[Chart and figure data]
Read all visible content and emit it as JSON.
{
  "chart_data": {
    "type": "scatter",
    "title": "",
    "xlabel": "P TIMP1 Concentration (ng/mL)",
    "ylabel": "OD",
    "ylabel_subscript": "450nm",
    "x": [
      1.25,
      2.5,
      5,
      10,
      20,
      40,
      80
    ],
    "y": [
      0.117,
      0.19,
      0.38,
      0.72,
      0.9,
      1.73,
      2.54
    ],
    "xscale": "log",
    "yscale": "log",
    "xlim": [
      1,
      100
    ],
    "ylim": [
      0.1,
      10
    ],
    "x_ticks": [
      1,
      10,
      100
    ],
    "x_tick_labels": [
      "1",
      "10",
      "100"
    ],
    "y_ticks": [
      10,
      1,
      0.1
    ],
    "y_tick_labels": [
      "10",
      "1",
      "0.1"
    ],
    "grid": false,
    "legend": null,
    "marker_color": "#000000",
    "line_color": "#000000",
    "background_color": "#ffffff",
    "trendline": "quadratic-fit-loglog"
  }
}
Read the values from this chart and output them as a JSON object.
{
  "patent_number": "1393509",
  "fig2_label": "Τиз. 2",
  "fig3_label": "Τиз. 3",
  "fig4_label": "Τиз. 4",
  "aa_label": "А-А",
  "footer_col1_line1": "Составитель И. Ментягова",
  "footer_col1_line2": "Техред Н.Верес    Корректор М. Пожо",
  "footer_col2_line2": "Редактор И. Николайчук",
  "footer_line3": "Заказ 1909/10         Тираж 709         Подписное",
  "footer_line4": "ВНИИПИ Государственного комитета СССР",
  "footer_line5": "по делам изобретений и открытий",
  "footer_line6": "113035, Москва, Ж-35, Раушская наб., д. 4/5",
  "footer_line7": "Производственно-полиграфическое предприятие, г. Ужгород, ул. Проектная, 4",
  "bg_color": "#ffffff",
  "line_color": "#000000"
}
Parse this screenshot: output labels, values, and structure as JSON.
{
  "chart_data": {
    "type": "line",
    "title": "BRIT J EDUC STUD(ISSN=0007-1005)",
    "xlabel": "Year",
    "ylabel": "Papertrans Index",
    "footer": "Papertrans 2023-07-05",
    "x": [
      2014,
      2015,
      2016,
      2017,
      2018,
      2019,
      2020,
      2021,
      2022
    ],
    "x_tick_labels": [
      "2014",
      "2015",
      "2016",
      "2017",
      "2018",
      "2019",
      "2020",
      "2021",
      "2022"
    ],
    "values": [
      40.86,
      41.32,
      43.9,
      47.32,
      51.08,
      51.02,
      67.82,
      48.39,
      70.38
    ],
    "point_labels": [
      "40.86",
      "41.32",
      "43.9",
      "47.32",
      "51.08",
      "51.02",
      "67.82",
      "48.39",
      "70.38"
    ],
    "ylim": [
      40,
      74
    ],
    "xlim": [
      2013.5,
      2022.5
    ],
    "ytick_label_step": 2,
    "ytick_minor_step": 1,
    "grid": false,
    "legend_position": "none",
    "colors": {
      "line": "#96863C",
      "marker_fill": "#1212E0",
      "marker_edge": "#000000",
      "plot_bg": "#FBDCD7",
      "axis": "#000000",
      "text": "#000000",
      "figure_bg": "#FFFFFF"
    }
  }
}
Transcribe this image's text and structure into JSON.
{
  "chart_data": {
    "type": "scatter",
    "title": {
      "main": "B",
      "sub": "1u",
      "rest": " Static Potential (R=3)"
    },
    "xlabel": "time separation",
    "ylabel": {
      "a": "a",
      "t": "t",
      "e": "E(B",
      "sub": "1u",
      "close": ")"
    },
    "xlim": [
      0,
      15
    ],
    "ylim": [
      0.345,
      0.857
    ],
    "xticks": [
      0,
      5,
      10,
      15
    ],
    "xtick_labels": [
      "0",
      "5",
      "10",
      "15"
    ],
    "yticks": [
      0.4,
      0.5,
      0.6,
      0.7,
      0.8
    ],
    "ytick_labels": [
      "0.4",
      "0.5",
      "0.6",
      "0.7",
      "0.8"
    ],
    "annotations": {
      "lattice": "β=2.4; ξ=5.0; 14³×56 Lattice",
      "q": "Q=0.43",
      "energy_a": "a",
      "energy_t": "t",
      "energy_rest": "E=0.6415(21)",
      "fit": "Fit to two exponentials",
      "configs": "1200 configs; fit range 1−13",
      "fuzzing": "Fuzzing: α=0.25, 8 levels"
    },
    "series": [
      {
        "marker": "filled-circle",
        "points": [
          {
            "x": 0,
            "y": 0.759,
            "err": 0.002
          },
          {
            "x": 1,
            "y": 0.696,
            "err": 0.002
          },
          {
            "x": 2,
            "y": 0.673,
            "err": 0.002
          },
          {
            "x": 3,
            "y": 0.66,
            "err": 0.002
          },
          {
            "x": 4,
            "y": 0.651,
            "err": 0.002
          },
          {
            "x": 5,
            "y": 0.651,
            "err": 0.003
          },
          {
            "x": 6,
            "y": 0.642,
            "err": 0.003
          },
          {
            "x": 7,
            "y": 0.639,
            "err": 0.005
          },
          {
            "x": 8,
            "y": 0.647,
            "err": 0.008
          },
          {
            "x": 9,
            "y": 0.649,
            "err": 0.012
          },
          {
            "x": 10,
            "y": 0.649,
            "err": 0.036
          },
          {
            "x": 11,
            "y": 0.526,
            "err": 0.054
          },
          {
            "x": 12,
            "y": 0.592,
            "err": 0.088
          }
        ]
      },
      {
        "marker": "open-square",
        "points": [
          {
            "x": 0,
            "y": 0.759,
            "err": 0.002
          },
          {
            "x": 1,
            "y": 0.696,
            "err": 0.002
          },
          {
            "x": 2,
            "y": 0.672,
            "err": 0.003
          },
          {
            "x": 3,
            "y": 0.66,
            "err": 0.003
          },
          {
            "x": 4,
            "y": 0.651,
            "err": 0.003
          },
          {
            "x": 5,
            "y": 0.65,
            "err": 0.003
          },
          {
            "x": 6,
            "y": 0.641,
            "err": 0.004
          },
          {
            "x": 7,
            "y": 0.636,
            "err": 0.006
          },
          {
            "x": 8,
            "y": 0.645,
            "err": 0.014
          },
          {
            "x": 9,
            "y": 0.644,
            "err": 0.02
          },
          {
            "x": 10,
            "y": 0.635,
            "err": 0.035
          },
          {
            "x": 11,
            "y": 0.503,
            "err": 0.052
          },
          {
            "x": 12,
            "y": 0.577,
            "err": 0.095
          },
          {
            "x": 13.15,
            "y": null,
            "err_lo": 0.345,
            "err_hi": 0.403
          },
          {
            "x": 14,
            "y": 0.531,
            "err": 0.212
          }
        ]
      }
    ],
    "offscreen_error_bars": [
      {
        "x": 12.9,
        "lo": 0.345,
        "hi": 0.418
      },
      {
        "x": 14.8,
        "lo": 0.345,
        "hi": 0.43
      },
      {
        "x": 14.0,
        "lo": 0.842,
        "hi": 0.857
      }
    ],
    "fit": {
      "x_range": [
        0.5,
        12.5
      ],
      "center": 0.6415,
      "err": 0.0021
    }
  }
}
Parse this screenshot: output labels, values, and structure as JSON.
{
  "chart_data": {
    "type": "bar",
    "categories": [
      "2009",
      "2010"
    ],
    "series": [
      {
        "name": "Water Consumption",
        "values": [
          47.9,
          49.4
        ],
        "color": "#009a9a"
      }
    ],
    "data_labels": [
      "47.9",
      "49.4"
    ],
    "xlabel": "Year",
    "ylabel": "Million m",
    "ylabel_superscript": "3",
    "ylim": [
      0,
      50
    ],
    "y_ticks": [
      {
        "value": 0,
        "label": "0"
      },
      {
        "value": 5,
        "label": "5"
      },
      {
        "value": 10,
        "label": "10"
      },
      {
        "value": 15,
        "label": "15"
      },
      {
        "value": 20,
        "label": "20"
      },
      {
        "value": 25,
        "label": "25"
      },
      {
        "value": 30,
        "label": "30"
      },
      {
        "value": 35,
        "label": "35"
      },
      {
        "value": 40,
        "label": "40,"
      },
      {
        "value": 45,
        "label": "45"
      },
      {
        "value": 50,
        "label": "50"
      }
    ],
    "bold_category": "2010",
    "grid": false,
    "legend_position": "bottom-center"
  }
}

▸ **EXERCISE INSTRUCTIONS**: Using the records above, say how many lines include the string "Papertrans". Only the number is wanted.

▸ **RESULT FOR THIS TASK**: 2